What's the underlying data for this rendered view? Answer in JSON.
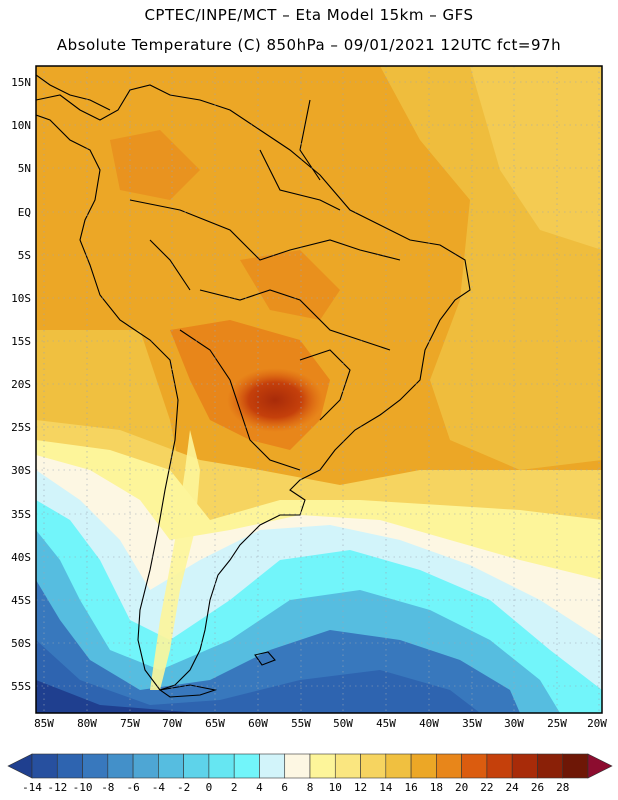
{
  "header": {
    "line1": "CPTEC/INPE/MCT –   Eta Model 15km – GFS",
    "line2": "Absolute Temperature (C) 850hPa – 09/01/2021 12UTC fct=97h"
  },
  "map": {
    "lat_labels": [
      "15N",
      "10N",
      "5N",
      "EQ",
      "5S",
      "10S",
      "15S",
      "20S",
      "25S",
      "30S",
      "35S",
      "40S",
      "45S",
      "50S",
      "55S"
    ],
    "lon_labels": [
      "85W",
      "80W",
      "75W",
      "70W",
      "65W",
      "60W",
      "55W",
      "50W",
      "45W",
      "40W",
      "35W",
      "30W",
      "25W",
      "20W"
    ]
  },
  "colorbar": {
    "labels": [
      "-14",
      "-12",
      "-10",
      "-8",
      "-6",
      "-4",
      "-2",
      "0",
      "2",
      "4",
      "6",
      "8",
      "10",
      "12",
      "14",
      "16",
      "18",
      "20",
      "22",
      "24",
      "26",
      "28"
    ],
    "colors": [
      "#1f3f8f",
      "#27509f",
      "#2e64b0",
      "#3878bd",
      "#4390c9",
      "#4ea6d4",
      "#56bde0",
      "#5ed3ea",
      "#66e6f2",
      "#72f5fa",
      "#d2f4fa",
      "#fdf7e3",
      "#fdf59a",
      "#fae680",
      "#f6d460",
      "#f0c040",
      "#eca726",
      "#e8861a",
      "#db5c0f",
      "#c5400b",
      "#a82b09",
      "#8a2007",
      "#6e1706",
      "#8c0c2f"
    ]
  }
}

━━━━━━━━━━━━━━━━

The entries above should be reproduced exactly, without their pictures.

| FULL ANSWER |
What's the underlying data for this rendered view? Answer in JSON.
{
  "header": {
    "line1": "CPTEC/INPE/MCT –   Eta Model 15km – GFS",
    "line2": "Absolute Temperature (C) 850hPa – 09/01/2021 12UTC fct=97h"
  },
  "map": {
    "lat_labels": [
      "15N",
      "10N",
      "5N",
      "EQ",
      "5S",
      "10S",
      "15S",
      "20S",
      "25S",
      "30S",
      "35S",
      "40S",
      "45S",
      "50S",
      "55S"
    ],
    "lon_labels": [
      "85W",
      "80W",
      "75W",
      "70W",
      "65W",
      "60W",
      "55W",
      "50W",
      "45W",
      "40W",
      "35W",
      "30W",
      "25W",
      "20W"
    ]
  },
  "colorbar": {
    "labels": [
      "-14",
      "-12",
      "-10",
      "-8",
      "-6",
      "-4",
      "-2",
      "0",
      "2",
      "4",
      "6",
      "8",
      "10",
      "12",
      "14",
      "16",
      "18",
      "20",
      "22",
      "24",
      "26",
      "28"
    ],
    "colors": [
      "#1f3f8f",
      "#27509f",
      "#2e64b0",
      "#3878bd",
      "#4390c9",
      "#4ea6d4",
      "#56bde0",
      "#5ed3ea",
      "#66e6f2",
      "#72f5fa",
      "#d2f4fa",
      "#fdf7e3",
      "#fdf59a",
      "#fae680",
      "#f6d460",
      "#f0c040",
      "#eca726",
      "#e8861a",
      "#db5c0f",
      "#c5400b",
      "#a82b09",
      "#8a2007",
      "#6e1706",
      "#8c0c2f"
    ]
  }
}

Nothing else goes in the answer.